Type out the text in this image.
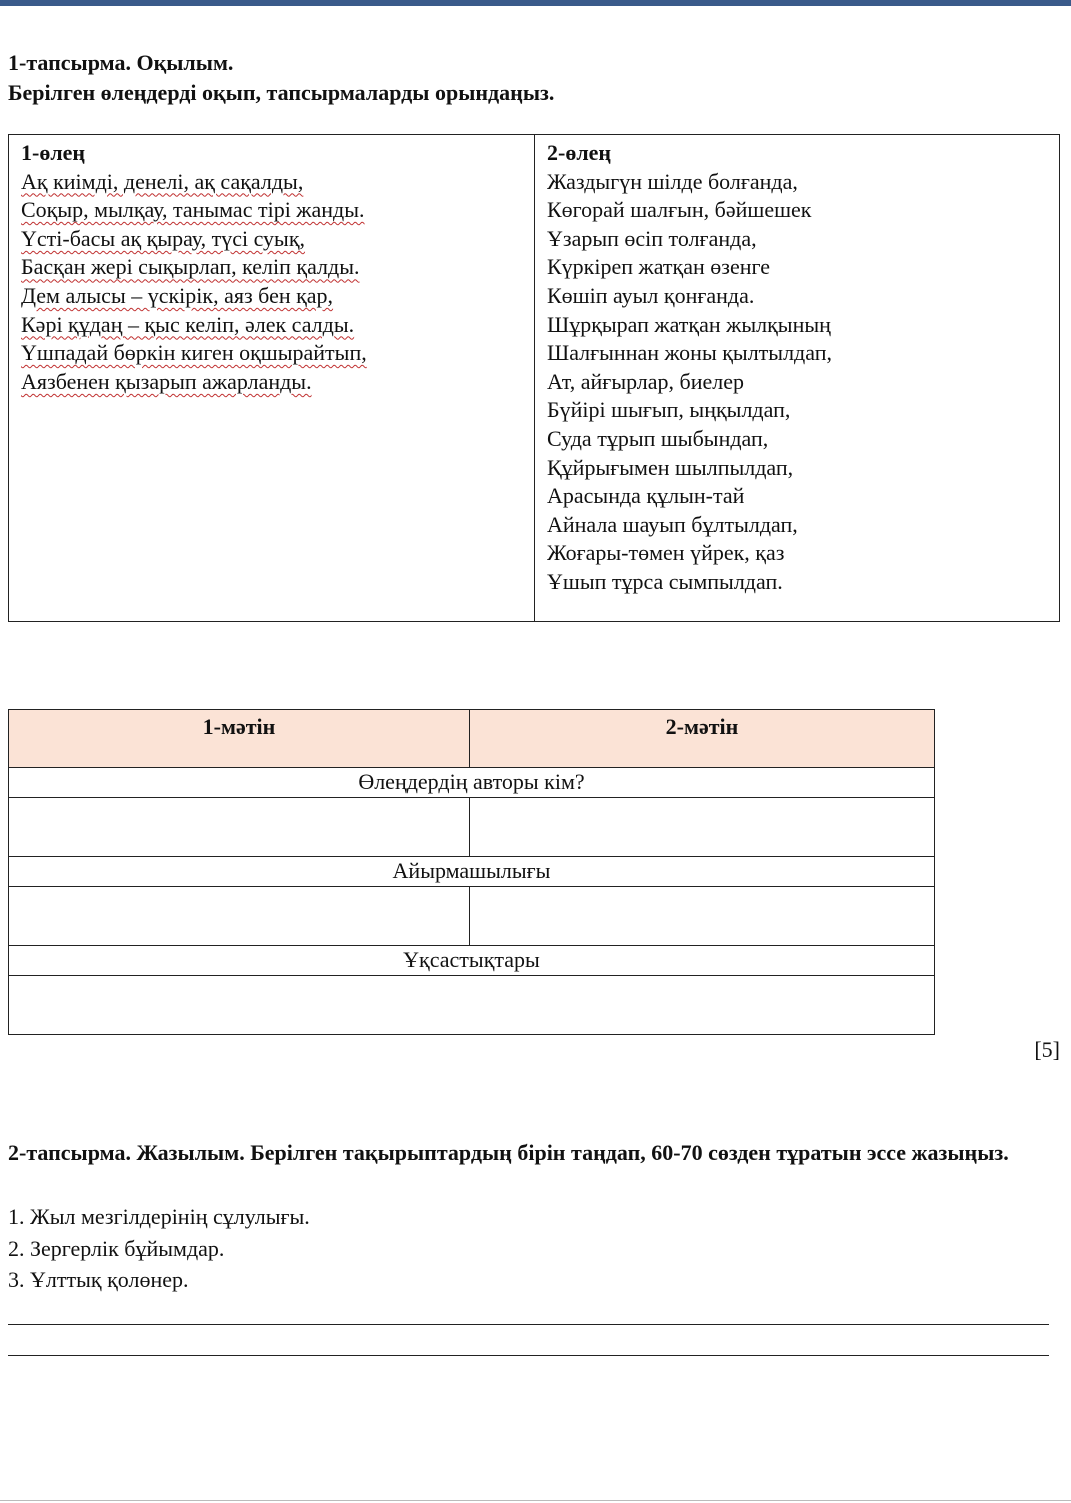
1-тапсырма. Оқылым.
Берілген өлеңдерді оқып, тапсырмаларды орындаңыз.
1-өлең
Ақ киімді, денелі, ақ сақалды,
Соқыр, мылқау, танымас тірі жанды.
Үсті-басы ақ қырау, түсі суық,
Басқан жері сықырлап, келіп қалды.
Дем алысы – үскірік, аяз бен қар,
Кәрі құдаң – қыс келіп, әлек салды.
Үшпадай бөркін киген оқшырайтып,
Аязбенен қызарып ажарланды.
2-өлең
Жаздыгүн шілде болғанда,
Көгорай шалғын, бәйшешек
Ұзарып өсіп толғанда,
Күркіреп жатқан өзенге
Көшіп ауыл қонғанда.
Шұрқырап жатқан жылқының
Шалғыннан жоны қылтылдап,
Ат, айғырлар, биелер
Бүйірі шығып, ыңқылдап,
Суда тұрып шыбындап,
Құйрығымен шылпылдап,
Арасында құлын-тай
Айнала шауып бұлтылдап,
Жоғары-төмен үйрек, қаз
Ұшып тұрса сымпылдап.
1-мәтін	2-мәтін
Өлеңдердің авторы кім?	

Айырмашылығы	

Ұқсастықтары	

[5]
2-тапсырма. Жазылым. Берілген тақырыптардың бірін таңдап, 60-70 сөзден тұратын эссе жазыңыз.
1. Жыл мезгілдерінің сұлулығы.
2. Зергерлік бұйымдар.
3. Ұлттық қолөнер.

━━━━━━

● **Challenge**
Reproduce every record above exactly, omitting the pictures.

● **In response**
Type out the text in this image.
1-тапсырма. Оқылым.
Берілген өлеңдерді оқып, тапсырмаларды орындаңыз.
1-өлең
Ақ киімді, денелі, ақ сақалды,
Соқыр, мылқау, танымас тірі жанды.
Үсті-басы ақ қырау, түсі суық,
Басқан жері сықырлап, келіп қалды.
Дем алысы – үскірік, аяз бен қар,
Кәрі құдаң – қыс келіп, әлек салды.
Үшпадай бөркін киген оқшырайтып,
Аязбенен қызарып ажарланды.
2-өлең
Жаздыгүн шілде болғанда,
Көгорай шалғын, бәйшешек
Ұзарып өсіп толғанда,
Күркіреп жатқан өзенге
Көшіп ауыл қонғанда.
Шұрқырап жатқан жылқының
Шалғыннан жоны қылтылдап,
Ат, айғырлар, биелер
Бүйірі шығып, ыңқылдап,
Суда тұрып шыбындап,
Құйрығымен шылпылдап,
Арасында құлын-тай
Айнала шауып бұлтылдап,
Жоғары-төмен үйрек, қаз
Ұшып тұрса сымпылдап.
1-мәтін	2-мәтін
Өлеңдердің авторы кім?	

Айырмашылығы	

Ұқсастықтары	

[5]
2-тапсырма. Жазылым. Берілген тақырыптардың бірін таңдап, 60-70 сөзден тұратын эссе жазыңыз.
1. Жыл мезгілдерінің сұлулығы.
2. Зергерлік бұйымдар.
3. Ұлттық қолөнер.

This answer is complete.